◆ What is being asked
Every line of the material that follows must be printed again exactly.

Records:
========

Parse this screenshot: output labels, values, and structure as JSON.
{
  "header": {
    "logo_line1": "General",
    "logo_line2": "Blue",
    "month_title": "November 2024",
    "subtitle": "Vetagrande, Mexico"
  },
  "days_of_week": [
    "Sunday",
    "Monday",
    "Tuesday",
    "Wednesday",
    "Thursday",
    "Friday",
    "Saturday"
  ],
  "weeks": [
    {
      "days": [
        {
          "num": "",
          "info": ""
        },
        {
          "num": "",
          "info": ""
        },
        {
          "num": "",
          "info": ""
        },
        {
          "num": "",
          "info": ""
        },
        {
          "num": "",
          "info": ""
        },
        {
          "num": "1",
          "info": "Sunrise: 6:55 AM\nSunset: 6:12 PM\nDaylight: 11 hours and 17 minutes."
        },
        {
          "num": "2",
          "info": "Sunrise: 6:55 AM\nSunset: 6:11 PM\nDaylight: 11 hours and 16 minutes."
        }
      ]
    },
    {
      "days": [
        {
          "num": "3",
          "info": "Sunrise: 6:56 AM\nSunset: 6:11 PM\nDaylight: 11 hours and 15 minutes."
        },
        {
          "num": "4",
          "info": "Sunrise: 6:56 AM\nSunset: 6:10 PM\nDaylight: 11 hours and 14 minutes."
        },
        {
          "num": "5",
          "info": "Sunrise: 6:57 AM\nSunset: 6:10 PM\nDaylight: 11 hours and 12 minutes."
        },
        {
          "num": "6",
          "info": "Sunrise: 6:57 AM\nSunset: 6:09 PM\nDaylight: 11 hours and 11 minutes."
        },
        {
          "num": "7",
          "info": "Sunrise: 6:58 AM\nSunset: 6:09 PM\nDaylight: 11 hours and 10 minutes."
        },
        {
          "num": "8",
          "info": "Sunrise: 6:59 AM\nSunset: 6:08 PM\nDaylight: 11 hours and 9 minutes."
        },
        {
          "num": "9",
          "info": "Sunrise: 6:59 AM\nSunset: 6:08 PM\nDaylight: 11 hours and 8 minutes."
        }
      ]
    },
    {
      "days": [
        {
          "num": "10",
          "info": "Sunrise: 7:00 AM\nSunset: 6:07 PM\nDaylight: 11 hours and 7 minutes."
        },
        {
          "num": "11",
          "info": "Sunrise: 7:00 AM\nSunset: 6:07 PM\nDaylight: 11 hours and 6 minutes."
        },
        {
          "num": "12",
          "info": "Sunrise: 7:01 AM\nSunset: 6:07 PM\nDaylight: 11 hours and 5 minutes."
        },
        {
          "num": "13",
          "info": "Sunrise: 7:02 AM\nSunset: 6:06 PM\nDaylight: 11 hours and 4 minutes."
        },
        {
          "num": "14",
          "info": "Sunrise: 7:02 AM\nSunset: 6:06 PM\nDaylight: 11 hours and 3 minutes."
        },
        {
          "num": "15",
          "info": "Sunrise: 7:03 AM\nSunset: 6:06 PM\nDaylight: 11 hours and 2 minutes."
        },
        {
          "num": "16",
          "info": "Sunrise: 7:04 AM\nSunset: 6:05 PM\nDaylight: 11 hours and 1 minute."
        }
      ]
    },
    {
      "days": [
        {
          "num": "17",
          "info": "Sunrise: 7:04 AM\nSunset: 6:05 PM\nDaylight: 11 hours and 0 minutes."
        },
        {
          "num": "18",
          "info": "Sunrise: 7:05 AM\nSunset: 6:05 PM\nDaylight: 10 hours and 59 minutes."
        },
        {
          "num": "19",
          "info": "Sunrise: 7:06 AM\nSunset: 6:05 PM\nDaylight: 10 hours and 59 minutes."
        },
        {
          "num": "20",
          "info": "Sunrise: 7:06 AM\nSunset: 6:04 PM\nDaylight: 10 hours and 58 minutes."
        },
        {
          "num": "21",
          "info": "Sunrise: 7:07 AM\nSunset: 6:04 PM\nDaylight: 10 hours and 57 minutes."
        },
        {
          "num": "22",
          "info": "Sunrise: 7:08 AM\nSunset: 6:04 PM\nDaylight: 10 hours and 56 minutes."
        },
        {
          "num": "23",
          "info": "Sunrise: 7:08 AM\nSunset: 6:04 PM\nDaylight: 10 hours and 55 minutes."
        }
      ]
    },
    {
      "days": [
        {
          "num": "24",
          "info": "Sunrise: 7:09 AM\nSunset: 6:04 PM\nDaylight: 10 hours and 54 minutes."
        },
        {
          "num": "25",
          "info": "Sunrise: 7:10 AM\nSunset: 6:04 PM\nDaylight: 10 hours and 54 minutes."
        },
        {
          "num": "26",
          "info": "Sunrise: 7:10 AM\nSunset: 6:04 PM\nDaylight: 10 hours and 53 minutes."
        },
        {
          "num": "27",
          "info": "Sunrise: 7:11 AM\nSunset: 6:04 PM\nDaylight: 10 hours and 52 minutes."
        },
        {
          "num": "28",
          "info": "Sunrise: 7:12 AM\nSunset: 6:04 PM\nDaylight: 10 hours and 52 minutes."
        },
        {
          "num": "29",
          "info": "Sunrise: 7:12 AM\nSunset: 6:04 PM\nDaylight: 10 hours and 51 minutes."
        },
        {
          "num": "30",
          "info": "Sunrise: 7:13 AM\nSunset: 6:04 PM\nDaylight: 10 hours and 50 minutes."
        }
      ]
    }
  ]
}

========

◆ Reply
Parse this screenshot: output labels, values, and structure as JSON.
{
  "header": {
    "logo_line1": "General",
    "logo_line2": "Blue",
    "month_title": "November 2024",
    "subtitle": "Vetagrande, Mexico"
  },
  "days_of_week": [
    "Sunday",
    "Monday",
    "Tuesday",
    "Wednesday",
    "Thursday",
    "Friday",
    "Saturday"
  ],
  "weeks": [
    {
      "days": [
        {
          "num": "",
          "info": ""
        },
        {
          "num": "",
          "info": ""
        },
        {
          "num": "",
          "info": ""
        },
        {
          "num": "",
          "info": ""
        },
        {
          "num": "",
          "info": ""
        },
        {
          "num": "1",
          "info": "Sunrise: 6:55 AM\nSunset: 6:12 PM\nDaylight: 11 hours and 17 minutes."
        },
        {
          "num": "2",
          "info": "Sunrise: 6:55 AM\nSunset: 6:11 PM\nDaylight: 11 hours and 16 minutes."
        }
      ]
    },
    {
      "days": [
        {
          "num": "3",
          "info": "Sunrise: 6:56 AM\nSunset: 6:11 PM\nDaylight: 11 hours and 15 minutes."
        },
        {
          "num": "4",
          "info": "Sunrise: 6:56 AM\nSunset: 6:10 PM\nDaylight: 11 hours and 14 minutes."
        },
        {
          "num": "5",
          "info": "Sunrise: 6:57 AM\nSunset: 6:10 PM\nDaylight: 11 hours and 12 minutes."
        },
        {
          "num": "6",
          "info": "Sunrise: 6:57 AM\nSunset: 6:09 PM\nDaylight: 11 hours and 11 minutes."
        },
        {
          "num": "7",
          "info": "Sunrise: 6:58 AM\nSunset: 6:09 PM\nDaylight: 11 hours and 10 minutes."
        },
        {
          "num": "8",
          "info": "Sunrise: 6:59 AM\nSunset: 6:08 PM\nDaylight: 11 hours and 9 minutes."
        },
        {
          "num": "9",
          "info": "Sunrise: 6:59 AM\nSunset: 6:08 PM\nDaylight: 11 hours and 8 minutes."
        }
      ]
    },
    {
      "days": [
        {
          "num": "10",
          "info": "Sunrise: 7:00 AM\nSunset: 6:07 PM\nDaylight: 11 hours and 7 minutes."
        },
        {
          "num": "11",
          "info": "Sunrise: 7:00 AM\nSunset: 6:07 PM\nDaylight: 11 hours and 6 minutes."
        },
        {
          "num": "12",
          "info": "Sunrise: 7:01 AM\nSunset: 6:07 PM\nDaylight: 11 hours and 5 minutes."
        },
        {
          "num": "13",
          "info": "Sunrise: 7:02 AM\nSunset: 6:06 PM\nDaylight: 11 hours and 4 minutes."
        },
        {
          "num": "14",
          "info": "Sunrise: 7:02 AM\nSunset: 6:06 PM\nDaylight: 11 hours and 3 minutes."
        },
        {
          "num": "15",
          "info": "Sunrise: 7:03 AM\nSunset: 6:06 PM\nDaylight: 11 hours and 2 minutes."
        },
        {
          "num": "16",
          "info": "Sunrise: 7:04 AM\nSunset: 6:05 PM\nDaylight: 11 hours and 1 minute."
        }
      ]
    },
    {
      "days": [
        {
          "num": "17",
          "info": "Sunrise: 7:04 AM\nSunset: 6:05 PM\nDaylight: 11 hours and 0 minutes."
        },
        {
          "num": "18",
          "info": "Sunrise: 7:05 AM\nSunset: 6:05 PM\nDaylight: 10 hours and 59 minutes."
        },
        {
          "num": "19",
          "info": "Sunrise: 7:06 AM\nSunset: 6:05 PM\nDaylight: 10 hours and 59 minutes."
        },
        {
          "num": "20",
          "info": "Sunrise: 7:06 AM\nSunset: 6:04 PM\nDaylight: 10 hours and 58 minutes."
        },
        {
          "num": "21",
          "info": "Sunrise: 7:07 AM\nSunset: 6:04 PM\nDaylight: 10 hours and 57 minutes."
        },
        {
          "num": "22",
          "info": "Sunrise: 7:08 AM\nSunset: 6:04 PM\nDaylight: 10 hours and 56 minutes."
        },
        {
          "num": "23",
          "info": "Sunrise: 7:08 AM\nSunset: 6:04 PM\nDaylight: 10 hours and 55 minutes."
        }
      ]
    },
    {
      "days": [
        {
          "num": "24",
          "info": "Sunrise: 7:09 AM\nSunset: 6:04 PM\nDaylight: 10 hours and 54 minutes."
        },
        {
          "num": "25",
          "info": "Sunrise: 7:10 AM\nSunset: 6:04 PM\nDaylight: 10 hours and 54 minutes."
        },
        {
          "num": "26",
          "info": "Sunrise: 7:10 AM\nSunset: 6:04 PM\nDaylight: 10 hours and 53 minutes."
        },
        {
          "num": "27",
          "info": "Sunrise: 7:11 AM\nSunset: 6:04 PM\nDaylight: 10 hours and 52 minutes."
        },
        {
          "num": "28",
          "info": "Sunrise: 7:12 AM\nSunset: 6:04 PM\nDaylight: 10 hours and 52 minutes."
        },
        {
          "num": "29",
          "info": "Sunrise: 7:12 AM\nSunset: 6:04 PM\nDaylight: 10 hours and 51 minutes."
        },
        {
          "num": "30",
          "info": "Sunrise: 7:13 AM\nSunset: 6:04 PM\nDaylight: 10 hours and 50 minutes."
        }
      ]
    }
  ]
}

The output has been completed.